• Listed entries
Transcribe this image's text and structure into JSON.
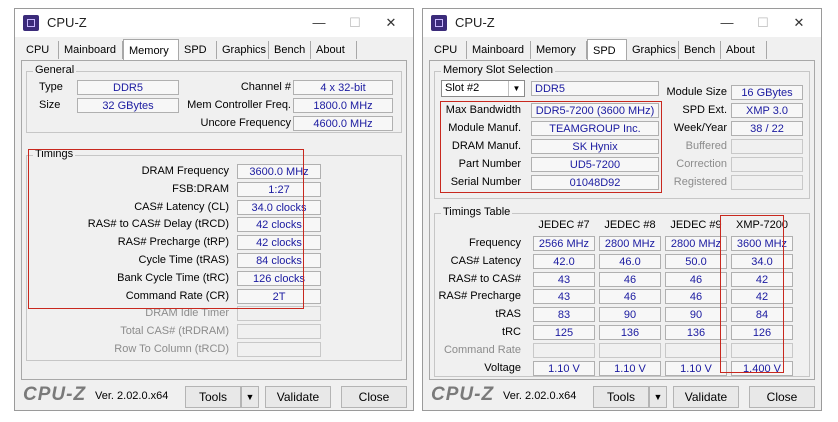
{
  "app": {
    "title": "CPU-Z",
    "logo": "CPU-Z",
    "version": "Ver. 2.02.0.x64"
  },
  "tabs": [
    "CPU",
    "Mainboard",
    "Memory",
    "SPD",
    "Graphics",
    "Bench",
    "About"
  ],
  "footer": {
    "tools": "Tools",
    "validate": "Validate",
    "close": "Close"
  },
  "window_controls": {
    "minimize": "—",
    "maximize": "☐",
    "close": "✕"
  },
  "memory": {
    "general_title": "General",
    "type_label": "Type",
    "type_value": "DDR5",
    "size_label": "Size",
    "size_value": "32 GBytes",
    "channel_label": "Channel #",
    "channel_value": "4 x 32-bit",
    "mcf_label": "Mem Controller Freq.",
    "mcf_value": "1800.0 MHz",
    "uncore_label": "Uncore Frequency",
    "uncore_value": "4600.0 MHz",
    "timings_title": "Timings",
    "timings": [
      {
        "label": "DRAM Frequency",
        "value": "3600.0 MHz"
      },
      {
        "label": "FSB:DRAM",
        "value": "1:27"
      },
      {
        "label": "CAS# Latency (CL)",
        "value": "34.0 clocks"
      },
      {
        "label": "RAS# to CAS# Delay (tRCD)",
        "value": "42 clocks"
      },
      {
        "label": "RAS# Precharge (tRP)",
        "value": "42 clocks"
      },
      {
        "label": "Cycle Time (tRAS)",
        "value": "84 clocks"
      },
      {
        "label": "Bank Cycle Time (tRC)",
        "value": "126 clocks"
      },
      {
        "label": "Command Rate (CR)",
        "value": "2T"
      },
      {
        "label": "DRAM Idle Timer",
        "value": ""
      },
      {
        "label": "Total CAS# (tRDRAM)",
        "value": ""
      },
      {
        "label": "Row To Column (tRCD)",
        "value": ""
      }
    ]
  },
  "spd": {
    "slot_title": "Memory Slot Selection",
    "slot_selected": "Slot #2",
    "module_type": "DDR5",
    "max_bw_label": "Max Bandwidth",
    "max_bw_value": "DDR5-7200 (3600 MHz)",
    "manuf_label": "Module Manuf.",
    "manuf_value": "TEAMGROUP Inc.",
    "dram_label": "DRAM Manuf.",
    "dram_value": "SK Hynix",
    "part_label": "Part Number",
    "part_value": "UD5-7200",
    "serial_label": "Serial Number",
    "serial_value": "01048D92",
    "msize_label": "Module Size",
    "msize_value": "16 GBytes",
    "ext_label": "SPD Ext.",
    "ext_value": "XMP 3.0",
    "week_label": "Week/Year",
    "week_value": "38 / 22",
    "buffered_label": "Buffered",
    "correction_label": "Correction",
    "registered_label": "Registered",
    "timings_table_title": "Timings Table",
    "columns": [
      "JEDEC #7",
      "JEDEC #8",
      "JEDEC #9",
      "XMP-7200"
    ],
    "rows": [
      {
        "label": "Frequency",
        "values": [
          "2566 MHz",
          "2800 MHz",
          "2800 MHz",
          "3600 MHz"
        ]
      },
      {
        "label": "CAS# Latency",
        "values": [
          "42.0",
          "46.0",
          "50.0",
          "34.0"
        ]
      },
      {
        "label": "RAS# to CAS#",
        "values": [
          "43",
          "46",
          "46",
          "42"
        ]
      },
      {
        "label": "RAS# Precharge",
        "values": [
          "43",
          "46",
          "46",
          "42"
        ]
      },
      {
        "label": "tRAS",
        "values": [
          "83",
          "90",
          "90",
          "84"
        ]
      },
      {
        "label": "tRC",
        "values": [
          "125",
          "136",
          "136",
          "126"
        ]
      },
      {
        "label": "Command Rate",
        "values": [
          "",
          "",
          "",
          ""
        ]
      },
      {
        "label": "Voltage",
        "values": [
          "1.10 V",
          "1.10 V",
          "1.10 V",
          "1.400 V"
        ]
      }
    ]
  }
}
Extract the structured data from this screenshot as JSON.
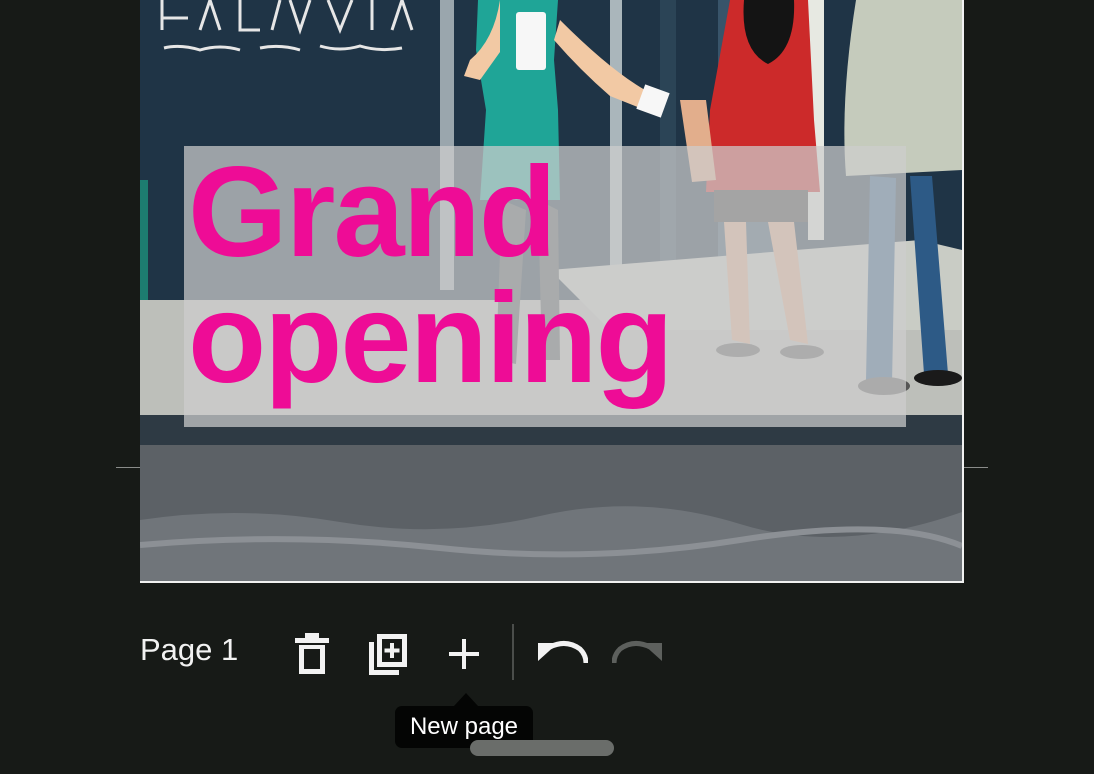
{
  "canvas": {
    "headline_line1": "Grand",
    "headline_line2": "opening",
    "headline_color": "#ee0c96",
    "illustration": "storefront-people-illustration"
  },
  "toolbar": {
    "page_label": "Page 1",
    "tools": [
      {
        "name": "delete-page",
        "icon": "trash-icon"
      },
      {
        "name": "duplicate-page",
        "icon": "duplicate-page-icon"
      },
      {
        "name": "new-page",
        "icon": "plus-icon"
      },
      {
        "name": "undo",
        "icon": "undo-icon"
      },
      {
        "name": "redo",
        "icon": "redo-icon",
        "disabled": true
      }
    ]
  },
  "tooltip": {
    "text": "New page"
  },
  "colors": {
    "background": "#171a17",
    "icon": "#f2f2f2",
    "icon_disabled": "#5d605d",
    "tooltip_bg": "#040504"
  }
}
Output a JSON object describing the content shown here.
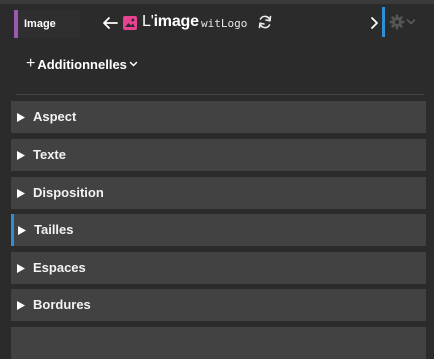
{
  "header": {
    "badge": "Image",
    "title_prefix": "L'",
    "title_main": "image",
    "block_id": "witLogo"
  },
  "actions": {
    "add_label": "Additionnelles"
  },
  "sections": [
    {
      "label": "Aspect"
    },
    {
      "label": "Texte"
    },
    {
      "label": "Disposition"
    },
    {
      "label": "Tailles"
    },
    {
      "label": "Espaces"
    },
    {
      "label": "Bordures"
    }
  ],
  "colors": {
    "badge_accent": "#9b59b6",
    "active_accent": "#2d8fd5",
    "image_icon": "#e84393"
  },
  "icons": [
    "back-arrow-icon",
    "image-icon",
    "refresh-icon",
    "chevron-right-icon",
    "gear-icon",
    "chevron-down-icon",
    "plus-icon",
    "triangle-right-icon"
  ]
}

• What you will do
Only the lines from the one containing "Output a JSON" through the end of the listing are to be quoted, exactly and with both ends included; pictures are left out.

• Written answer
Output a JSON object describing the content shown here.
{
  "header": {
    "badge": "Image",
    "title_prefix": "L'",
    "title_main": "image",
    "block_id": "witLogo"
  },
  "actions": {
    "add_label": "Additionnelles"
  },
  "sections": [
    {
      "label": "Aspect"
    },
    {
      "label": "Texte"
    },
    {
      "label": "Disposition"
    },
    {
      "label": "Tailles"
    },
    {
      "label": "Espaces"
    },
    {
      "label": "Bordures"
    }
  ],
  "colors": {
    "badge_accent": "#9b59b6",
    "active_accent": "#2d8fd5",
    "image_icon": "#e84393"
  },
  "icons": [
    "back-arrow-icon",
    "image-icon",
    "refresh-icon",
    "chevron-right-icon",
    "gear-icon",
    "chevron-down-icon",
    "plus-icon",
    "triangle-right-icon"
  ]
}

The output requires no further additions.